Exercise brief:
Reproduce the records from the start up to and including the line with "radio-import-eclipse-desc: One code", changing "Code styles not found" to "No code styles found" and leaving everything else as it is.

Exercise materials:
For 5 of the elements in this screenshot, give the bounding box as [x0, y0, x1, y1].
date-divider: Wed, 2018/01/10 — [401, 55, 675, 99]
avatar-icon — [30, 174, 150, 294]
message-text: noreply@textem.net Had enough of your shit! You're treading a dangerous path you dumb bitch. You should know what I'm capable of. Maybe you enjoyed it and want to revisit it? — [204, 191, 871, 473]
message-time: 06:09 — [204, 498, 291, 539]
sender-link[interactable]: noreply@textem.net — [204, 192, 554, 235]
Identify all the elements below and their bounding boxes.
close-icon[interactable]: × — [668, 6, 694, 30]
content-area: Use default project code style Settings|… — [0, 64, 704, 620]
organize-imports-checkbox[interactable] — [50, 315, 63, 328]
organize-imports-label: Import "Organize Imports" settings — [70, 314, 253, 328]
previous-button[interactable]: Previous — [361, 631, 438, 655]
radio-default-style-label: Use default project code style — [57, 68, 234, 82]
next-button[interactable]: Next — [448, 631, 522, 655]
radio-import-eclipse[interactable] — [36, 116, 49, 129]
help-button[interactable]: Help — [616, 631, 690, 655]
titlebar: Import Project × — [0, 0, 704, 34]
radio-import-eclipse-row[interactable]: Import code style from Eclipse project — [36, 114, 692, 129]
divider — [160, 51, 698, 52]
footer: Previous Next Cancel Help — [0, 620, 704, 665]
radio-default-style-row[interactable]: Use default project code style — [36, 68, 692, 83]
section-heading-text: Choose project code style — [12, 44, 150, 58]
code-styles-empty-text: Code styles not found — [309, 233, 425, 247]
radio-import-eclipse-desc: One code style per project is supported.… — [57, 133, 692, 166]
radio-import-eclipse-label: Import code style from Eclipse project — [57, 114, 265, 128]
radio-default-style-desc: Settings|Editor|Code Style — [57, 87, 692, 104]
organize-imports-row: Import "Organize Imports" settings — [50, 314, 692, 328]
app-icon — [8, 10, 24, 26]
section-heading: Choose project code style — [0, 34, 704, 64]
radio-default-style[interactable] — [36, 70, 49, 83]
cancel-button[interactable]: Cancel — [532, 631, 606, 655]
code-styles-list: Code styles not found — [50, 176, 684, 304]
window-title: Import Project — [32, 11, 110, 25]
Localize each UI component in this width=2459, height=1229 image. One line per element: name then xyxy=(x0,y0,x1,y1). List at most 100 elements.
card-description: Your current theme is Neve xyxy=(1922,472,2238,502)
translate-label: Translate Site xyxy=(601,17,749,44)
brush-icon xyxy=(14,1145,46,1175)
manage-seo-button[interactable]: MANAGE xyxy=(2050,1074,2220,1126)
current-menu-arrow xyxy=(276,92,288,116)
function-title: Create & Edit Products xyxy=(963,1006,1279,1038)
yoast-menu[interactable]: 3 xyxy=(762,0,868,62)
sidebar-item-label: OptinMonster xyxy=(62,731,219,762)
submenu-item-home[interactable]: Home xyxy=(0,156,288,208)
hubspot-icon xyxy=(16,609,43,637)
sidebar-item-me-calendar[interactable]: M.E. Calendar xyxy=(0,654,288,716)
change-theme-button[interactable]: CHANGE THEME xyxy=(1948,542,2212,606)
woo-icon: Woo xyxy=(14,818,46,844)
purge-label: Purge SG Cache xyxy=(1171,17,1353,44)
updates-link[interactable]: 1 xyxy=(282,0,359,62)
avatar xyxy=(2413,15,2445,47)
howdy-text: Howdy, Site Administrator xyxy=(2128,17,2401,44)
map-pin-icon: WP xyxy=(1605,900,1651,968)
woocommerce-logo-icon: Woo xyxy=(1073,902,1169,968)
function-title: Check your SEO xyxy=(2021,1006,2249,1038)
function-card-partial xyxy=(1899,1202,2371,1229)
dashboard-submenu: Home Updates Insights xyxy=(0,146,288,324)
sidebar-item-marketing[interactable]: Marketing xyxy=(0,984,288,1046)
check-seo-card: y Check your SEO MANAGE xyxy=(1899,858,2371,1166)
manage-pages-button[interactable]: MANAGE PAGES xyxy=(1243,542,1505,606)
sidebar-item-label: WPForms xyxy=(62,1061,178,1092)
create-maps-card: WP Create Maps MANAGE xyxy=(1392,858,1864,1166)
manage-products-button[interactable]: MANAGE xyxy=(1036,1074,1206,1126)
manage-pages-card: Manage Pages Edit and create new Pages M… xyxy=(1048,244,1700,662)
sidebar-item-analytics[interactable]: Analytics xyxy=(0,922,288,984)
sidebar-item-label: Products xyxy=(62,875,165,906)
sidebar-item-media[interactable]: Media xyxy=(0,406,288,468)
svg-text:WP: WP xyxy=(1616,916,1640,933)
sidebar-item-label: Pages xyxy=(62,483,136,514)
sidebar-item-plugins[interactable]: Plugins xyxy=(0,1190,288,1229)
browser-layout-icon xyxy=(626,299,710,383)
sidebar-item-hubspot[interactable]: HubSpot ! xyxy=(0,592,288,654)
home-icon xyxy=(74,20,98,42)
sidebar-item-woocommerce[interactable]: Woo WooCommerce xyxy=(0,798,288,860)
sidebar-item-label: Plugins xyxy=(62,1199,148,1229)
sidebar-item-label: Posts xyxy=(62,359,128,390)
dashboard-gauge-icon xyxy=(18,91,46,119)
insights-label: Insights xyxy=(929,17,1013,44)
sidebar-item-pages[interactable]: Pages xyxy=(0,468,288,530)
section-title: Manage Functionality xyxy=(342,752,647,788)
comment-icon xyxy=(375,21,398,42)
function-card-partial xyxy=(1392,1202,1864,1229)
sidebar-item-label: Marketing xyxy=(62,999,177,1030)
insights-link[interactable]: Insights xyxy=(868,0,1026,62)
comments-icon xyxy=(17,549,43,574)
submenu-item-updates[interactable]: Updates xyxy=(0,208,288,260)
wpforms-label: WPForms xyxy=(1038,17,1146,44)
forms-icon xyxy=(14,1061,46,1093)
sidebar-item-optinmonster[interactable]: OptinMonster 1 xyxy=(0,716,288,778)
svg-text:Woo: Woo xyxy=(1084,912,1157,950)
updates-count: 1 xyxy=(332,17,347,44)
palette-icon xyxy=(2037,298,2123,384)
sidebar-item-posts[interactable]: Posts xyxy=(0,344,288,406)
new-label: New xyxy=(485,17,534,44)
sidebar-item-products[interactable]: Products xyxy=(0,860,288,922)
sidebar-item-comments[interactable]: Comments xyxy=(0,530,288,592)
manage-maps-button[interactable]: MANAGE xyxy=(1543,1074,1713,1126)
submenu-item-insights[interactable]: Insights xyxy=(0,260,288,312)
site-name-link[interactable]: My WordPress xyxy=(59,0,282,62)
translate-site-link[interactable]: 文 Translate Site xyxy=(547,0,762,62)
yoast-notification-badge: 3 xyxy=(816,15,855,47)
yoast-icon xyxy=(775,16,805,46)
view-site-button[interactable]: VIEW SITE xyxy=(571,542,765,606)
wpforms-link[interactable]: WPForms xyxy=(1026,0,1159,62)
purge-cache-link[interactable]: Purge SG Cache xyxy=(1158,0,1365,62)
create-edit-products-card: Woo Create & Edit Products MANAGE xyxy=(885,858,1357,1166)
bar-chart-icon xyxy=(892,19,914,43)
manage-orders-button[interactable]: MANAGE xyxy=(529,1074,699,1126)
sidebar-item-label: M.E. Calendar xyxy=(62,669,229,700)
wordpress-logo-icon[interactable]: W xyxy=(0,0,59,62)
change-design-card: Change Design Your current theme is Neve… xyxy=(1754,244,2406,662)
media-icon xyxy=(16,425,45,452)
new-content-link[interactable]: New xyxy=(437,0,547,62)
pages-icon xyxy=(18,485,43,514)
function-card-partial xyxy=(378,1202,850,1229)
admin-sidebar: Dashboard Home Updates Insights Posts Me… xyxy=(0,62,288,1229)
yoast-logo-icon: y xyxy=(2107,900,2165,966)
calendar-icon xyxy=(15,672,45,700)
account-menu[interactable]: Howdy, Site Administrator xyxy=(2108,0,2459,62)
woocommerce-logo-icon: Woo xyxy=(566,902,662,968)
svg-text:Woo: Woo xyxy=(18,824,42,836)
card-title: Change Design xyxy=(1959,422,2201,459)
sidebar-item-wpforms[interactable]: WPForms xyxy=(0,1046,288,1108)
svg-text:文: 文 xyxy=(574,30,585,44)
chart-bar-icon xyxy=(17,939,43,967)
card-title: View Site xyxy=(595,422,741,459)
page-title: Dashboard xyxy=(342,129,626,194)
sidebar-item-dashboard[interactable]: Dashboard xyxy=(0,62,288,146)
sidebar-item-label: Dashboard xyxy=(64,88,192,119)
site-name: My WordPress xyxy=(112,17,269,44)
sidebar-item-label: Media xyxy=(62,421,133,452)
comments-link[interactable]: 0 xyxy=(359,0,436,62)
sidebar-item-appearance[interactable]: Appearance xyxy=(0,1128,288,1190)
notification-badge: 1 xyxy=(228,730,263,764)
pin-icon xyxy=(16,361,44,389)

Task answer:
For 5 of the elements in this screenshot, give the bounding box as [x0, y0, x1, y1].
date-divider: Wed, 2018/01/10 — [401, 55, 675, 99]
avatar-icon — [30, 174, 150, 294]
message-text: noreply@textem.net Had enough of your shit! You're treading a dangerous path you dumb bitch. You should know what I'm capable of. Maybe you enjoyed it and want to revisit it? — [204, 191, 871, 473]
message-time: 06:09 — [204, 498, 291, 539]
sender-link[interactable]: noreply@textem.net — [204, 192, 554, 235]
Identify all the elements below and their bounding boxes.
close-icon[interactable]: × — [668, 6, 694, 30]
content-area: Use default project code style Settings|… — [0, 64, 704, 620]
organize-imports-checkbox[interactable] — [50, 315, 63, 328]
organize-imports-label: Import "Organize Imports" settings — [70, 314, 253, 328]
previous-button[interactable]: Previous — [361, 631, 438, 655]
radio-default-style-label: Use default project code style — [57, 68, 234, 82]
next-button[interactable]: Next — [448, 631, 522, 655]
radio-import-eclipse[interactable] — [36, 116, 49, 129]
help-button[interactable]: Help — [616, 631, 690, 655]
titlebar: Import Project × — [0, 0, 704, 34]
radio-import-eclipse-row[interactable]: Import code style from Eclipse project — [36, 114, 692, 129]
divider — [160, 51, 698, 52]
footer: Previous Next Cancel Help — [0, 620, 704, 665]
radio-default-style-row[interactable]: Use default project code style — [36, 68, 692, 83]
section-heading-text: Choose project code style — [12, 44, 150, 58]
code-styles-empty-text: No code styles found — [309, 233, 425, 247]
radio-import-eclipse-desc: One code style per project is supported.… — [57, 133, 692, 166]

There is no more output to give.